[THE RECORDS]
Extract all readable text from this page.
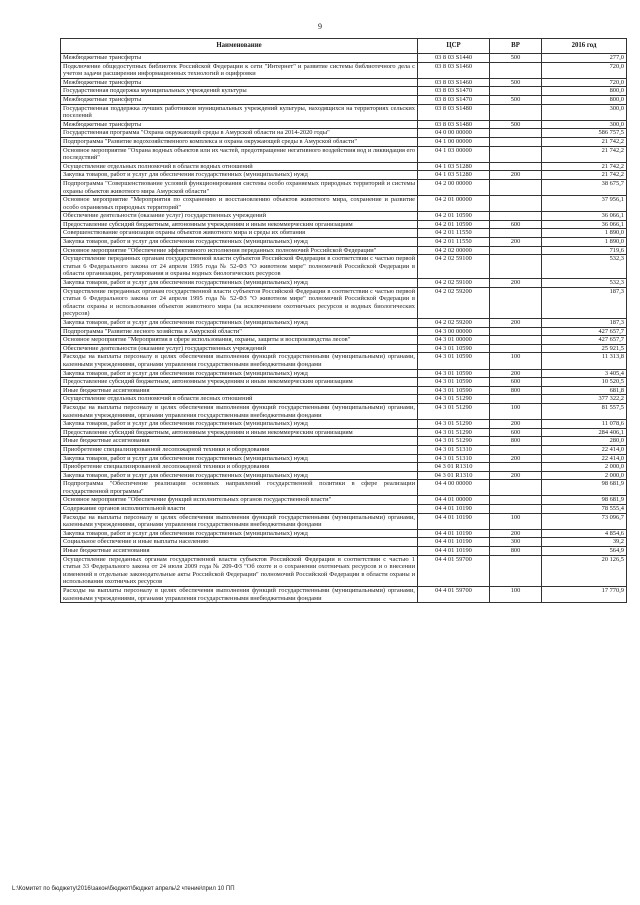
9
Наименование	ЦСР	ВР	2016 год
Межбюджетные трансферты	03 8 03 S1440	500	277,0
Подключение общедоступных библиотек Российской Федерации к сети "Интернет" и развитие системы библиотечного дела с учетом задачи расширения информационных технологий и оцифровки	03 8 03 S1460		720,0
Межбюджетные трансферты	03 8 03 S1460	500	720,0
Государственная поддержка муниципальных учреждений культуры	03 8 03 S1470		800,0
Межбюджетные трансферты	03 8 03 S1470	500	800,0
Государственная поддержка лучших работников муниципальных учреждений культуры, находящихся на территориях сельских поселений	03 8 03 S1480		300,0
Межбюджетные трансферты	03 8 03 S1480	500	300,0
Государственная программа "Охрана окружающей среды в Амурской области на 2014-2020 годы"	04 0 00 00000		586 757,5
Подпрограмма "Развитие водохозяйственного комплекса и охрана окружающей среды в Амурской области"	04 1 00 00000		21 742,2
Основное мероприятие "Охрана водных объектов или их частей, предотвращение негативного воздействия вод и ликвидация его последствий"	04 1 03 00000		21 742,2
Осуществление отдельных полномочий в области водных отношений	04 1 03 51280		21 742,2
Закупка товаров, работ и услуг для обеспечения государственных (муниципальных) нужд	04 1 03 51280	200	21 742,2
Подпрограмма "Совершенствование условий функционирования системы особо охраняемых природных территорий и системы охраны объектов животного мира Амурской области"	04 2 00 00000		38 675,7
Основное мероприятие "Мероприятия по сохранению и восстановлению объектов животного мира, сохранение и развитие особо охраняемых природных территорий"	04 2 01 00000		37 956,1
Обеспечение деятельности (оказание услуг) государственных учреждений	04 2 01 10590		36 066,1
Предоставление субсидий бюджетным, автономным учреждениям и иным некоммерческим организациям	04 2 01 10590	600	36 066,1
Совершенствование организации охраны объектов животного мира и среды их обитания	04 2 01 11550		1 890,0
Закупка товаров, работ и услуг для обеспечения государственных (муниципальных) нужд	04 2 01 11550	200	1 890,0
Основное мероприятие "Обеспечение эффективного исполнения переданных полномочий Российской Федерации"	04 2 02 00000		719,6
Осуществление переданных органам государственной власти субъектов Российской Федерации в соответствии с частью первой статьи 6 Федерального закона от 24 апреля 1995 года № 52-ФЗ "О животном мире" полномочий Российской Федерации в области организации, регулирования и охраны водных биологических ресурсов	04 2 02 59100		532,3
Закупка товаров, работ и услуг для обеспечения государственных (муниципальных) нужд	04 2 02 59100	200	532,3
Осуществление переданных органам государственной власти субъектов Российской Федерации в соответствии с частью первой статьи 6 Федерального закона от 24 апреля 1995 года № 52-ФЗ "О животном мире" полномочий Российской Федерации в области охраны и использования объектов животного мира (за исключением охотничьих ресурсов и водных биологических ресурсов)	04 2 02 59200		187,3
Закупка товаров, работ и услуг для обеспечения государственных (муниципальных) нужд	04 2 02 59200	200	187,3
Подпрограмма "Развитие лесного хозяйства в Амурской области"	04 3 00 00000		427 657,7
Основное мероприятие "Мероприятия в сфере использования, охраны, защиты и воспроизводства лесов"	04 3 01 00000		427 657,7
Обеспечение деятельности (оказание услуг) государственных учреждений	04 3 01 10590		25 921,5
Расходы на выплаты персоналу в целях обеспечения выполнения функций государственными (муниципальными) органами, казенными учреждениями, органами управления государственными внебюджетными фондами	04 3 01 10590	100	11 313,8
Закупка товаров, работ и услуг для обеспечения государственных (муниципальных) нужд	04 3 01 10590	200	3 405,4
Предоставление субсидий бюджетным, автономным учреждениям и иным некоммерческим организациям	04 3 01 10590	600	10 520,5
Иные бюджетные ассигнования	04 3 01 10590	800	681,8
Осуществление отдельных полномочий в области лесных отношений	04 3 01 51290		377 322,2
Расходы на выплаты персоналу в целях обеспечения выполнения функций государственными (муниципальными) органами, казенными учреждениями, органами управления государственными внебюджетными фондами	04 3 01 51290	100	81 557,5
Закупка товаров, работ и услуг для обеспечения государственных (муниципальных) нужд	04 3 01 51290	200	11 078,6
Предоставление субсидий бюджетным, автономным учреждениям и иным некоммерческим организациям	04 3 01 51290	600	284 406,1
Иные бюджетные ассигнования	04 3 01 51290	800	280,0
Приобретение специализированной лесопожарной техники и оборудования	04 3 01 51310		22 414,0
Закупка товаров, работ и услуг для обеспечения государственных (муниципальных) нужд	04 3 01 51310	200	22 414,0
Приобретение специализированной лесопожарной техники и оборудования	04 3 01 R1310		2 000,0
Закупка товаров, работ и услуг для обеспечения государственных (муниципальных) нужд	04 3 01 R1310	200	2 000,0
Подпрограмма "Обеспечение реализации основных направлений государственной политики в сфере реализации государственной программы"	04 4 00 00000		98 681,9
Основное мероприятие "Обеспечение функций исполнительных органов государственной власти"	04 4 01 00000		98 681,9
Содержание органов исполнительной власти	04 4 01 10190		78 555,4
Расходы на выплаты персоналу в целях обеспечения выполнения функций государственными (муниципальными) органами, казенными учреждениями, органами управления государственными внебюджетными фондами	04 4 01 10190	100	73 096,7
Закупка товаров, работ и услуг для обеспечения государственных (муниципальных) нужд	04 4 01 10190	200	4 854,6
Социальное обеспечение и иные выплаты населению	04 4 01 10190	300	39,2
Иные бюджетные ассигнования	04 4 01 10190	800	564,9
Осуществление переданных органам государственной власти субъектов Российской Федерации в соответствии с частью 1 статьи 33 Федерального закона от 24 июля 2009 года № 209-ФЗ "Об охоте и о сохранении охотничьих ресурсов и о внесении изменений в отдельные законодательные акты Российской Федерации" полномочий Российской Федерации в области охраны и использования охотничьих ресурсов	04 4 01 59700		20 126,5
Расходы на выплаты персоналу в целях обеспечения выполнения функций государственными (муниципальными) органами, казенными учреждениями, органами управления государственными внебюджетными фондами	04 4 01 59700	100	17 770,9
L:\Комитет по бюджету\2016\закон\бюджет\бюджет апрель\2 чтение\прил 10 ПП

[GIVEN TASK] Reproduce every line of the material precisely, omitting its pictures.

[REPLY TO THE TASK]
Extract all readable text from this page.
9
Наименование	ЦСР	ВР	2016 год
Межбюджетные трансферты	03 8 03 S1440	500	277,0
Подключение общедоступных библиотек Российской Федерации к сети "Интернет" и развитие системы библиотечного дела с учетом задачи расширения информационных технологий и оцифровки	03 8 03 S1460		720,0
Межбюджетные трансферты	03 8 03 S1460	500	720,0
Государственная поддержка муниципальных учреждений культуры	03 8 03 S1470		800,0
Межбюджетные трансферты	03 8 03 S1470	500	800,0
Государственная поддержка лучших работников муниципальных учреждений культуры, находящихся на территориях сельских поселений	03 8 03 S1480		300,0
Межбюджетные трансферты	03 8 03 S1480	500	300,0
Государственная программа "Охрана окружающей среды в Амурской области на 2014-2020 годы"	04 0 00 00000		586 757,5
Подпрограмма "Развитие водохозяйственного комплекса и охрана окружающей среды в Амурской области"	04 1 00 00000		21 742,2
Основное мероприятие "Охрана водных объектов или их частей, предотвращение негативного воздействия вод и ликвидация его последствий"	04 1 03 00000		21 742,2
Осуществление отдельных полномочий в области водных отношений	04 1 03 51280		21 742,2
Закупка товаров, работ и услуг для обеспечения государственных (муниципальных) нужд	04 1 03 51280	200	21 742,2
Подпрограмма "Совершенствование условий функционирования системы особо охраняемых природных территорий и системы охраны объектов животного мира Амурской области"	04 2 00 00000		38 675,7
Основное мероприятие "Мероприятия по сохранению и восстановлению объектов животного мира, сохранение и развитие особо охраняемых природных территорий"	04 2 01 00000		37 956,1
Обеспечение деятельности (оказание услуг) государственных учреждений	04 2 01 10590		36 066,1
Предоставление субсидий бюджетным, автономным учреждениям и иным некоммерческим организациям	04 2 01 10590	600	36 066,1
Совершенствование организации охраны объектов животного мира и среды их обитания	04 2 01 11550		1 890,0
Закупка товаров, работ и услуг для обеспечения государственных (муниципальных) нужд	04 2 01 11550	200	1 890,0
Основное мероприятие "Обеспечение эффективного исполнения переданных полномочий Российской Федерации"	04 2 02 00000		719,6
Осуществление переданных органам государственной власти субъектов Российской Федерации в соответствии с частью первой статьи 6 Федерального закона от 24 апреля 1995 года № 52-ФЗ "О животном мире" полномочий Российской Федерации в области организации, регулирования и охраны водных биологических ресурсов	04 2 02 59100		532,3
Закупка товаров, работ и услуг для обеспечения государственных (муниципальных) нужд	04 2 02 59100	200	532,3
Осуществление переданных органам государственной власти субъектов Российской Федерации в соответствии с частью первой статьи 6 Федерального закона от 24 апреля 1995 года № 52-ФЗ "О животном мире" полномочий Российской Федерации в области охраны и использования объектов животного мира (за исключением охотничьих ресурсов и водных биологических ресурсов)	04 2 02 59200		187,3
Закупка товаров, работ и услуг для обеспечения государственных (муниципальных) нужд	04 2 02 59200	200	187,3
Подпрограмма "Развитие лесного хозяйства в Амурской области"	04 3 00 00000		427 657,7
Основное мероприятие "Мероприятия в сфере использования, охраны, защиты и воспроизводства лесов"	04 3 01 00000		427 657,7
Обеспечение деятельности (оказание услуг) государственных учреждений	04 3 01 10590		25 921,5
Расходы на выплаты персоналу в целях обеспечения выполнения функций государственными (муниципальными) органами, казенными учреждениями, органами управления государственными внебюджетными фондами	04 3 01 10590	100	11 313,8
Закупка товаров, работ и услуг для обеспечения государственных (муниципальных) нужд	04 3 01 10590	200	3 405,4
Предоставление субсидий бюджетным, автономным учреждениям и иным некоммерческим организациям	04 3 01 10590	600	10 520,5
Иные бюджетные ассигнования	04 3 01 10590	800	681,8
Осуществление отдельных полномочий в области лесных отношений	04 3 01 51290		377 322,2
Расходы на выплаты персоналу в целях обеспечения выполнения функций государственными (муниципальными) органами, казенными учреждениями, органами управления государственными внебюджетными фондами	04 3 01 51290	100	81 557,5
Закупка товаров, работ и услуг для обеспечения государственных (муниципальных) нужд	04 3 01 51290	200	11 078,6
Предоставление субсидий бюджетным, автономным учреждениям и иным некоммерческим организациям	04 3 01 51290	600	284 406,1
Иные бюджетные ассигнования	04 3 01 51290	800	280,0
Приобретение специализированной лесопожарной техники и оборудования	04 3 01 51310		22 414,0
Закупка товаров, работ и услуг для обеспечения государственных (муниципальных) нужд	04 3 01 51310	200	22 414,0
Приобретение специализированной лесопожарной техники и оборудования	04 3 01 R1310		2 000,0
Закупка товаров, работ и услуг для обеспечения государственных (муниципальных) нужд	04 3 01 R1310	200	2 000,0
Подпрограмма "Обеспечение реализации основных направлений государственной политики в сфере реализации государственной программы"	04 4 00 00000		98 681,9
Основное мероприятие "Обеспечение функций исполнительных органов государственной власти"	04 4 01 00000		98 681,9
Содержание органов исполнительной власти	04 4 01 10190		78 555,4
Расходы на выплаты персоналу в целях обеспечения выполнения функций государственными (муниципальными) органами, казенными учреждениями, органами управления государственными внебюджетными фондами	04 4 01 10190	100	73 096,7
Закупка товаров, работ и услуг для обеспечения государственных (муниципальных) нужд	04 4 01 10190	200	4 854,6
Социальное обеспечение и иные выплаты населению	04 4 01 10190	300	39,2
Иные бюджетные ассигнования	04 4 01 10190	800	564,9
Осуществление переданных органам государственной власти субъектов Российской Федерации в соответствии с частью 1 статьи 33 Федерального закона от 24 июля 2009 года № 209-ФЗ "Об охоте и о сохранении охотничьих ресурсов и о внесении изменений в отдельные законодательные акты Российской Федерации" полномочий Российской Федерации в области охраны и использования охотничьих ресурсов	04 4 01 59700		20 126,5
Расходы на выплаты персоналу в целях обеспечения выполнения функций государственными (муниципальными) органами, казенными учреждениями, органами управления государственными внебюджетными фондами	04 4 01 59700	100	17 770,9
L:\Комитет по бюджету\2016\закон\бюджет\бюджет апрель\2 чтение\прил 10 ПП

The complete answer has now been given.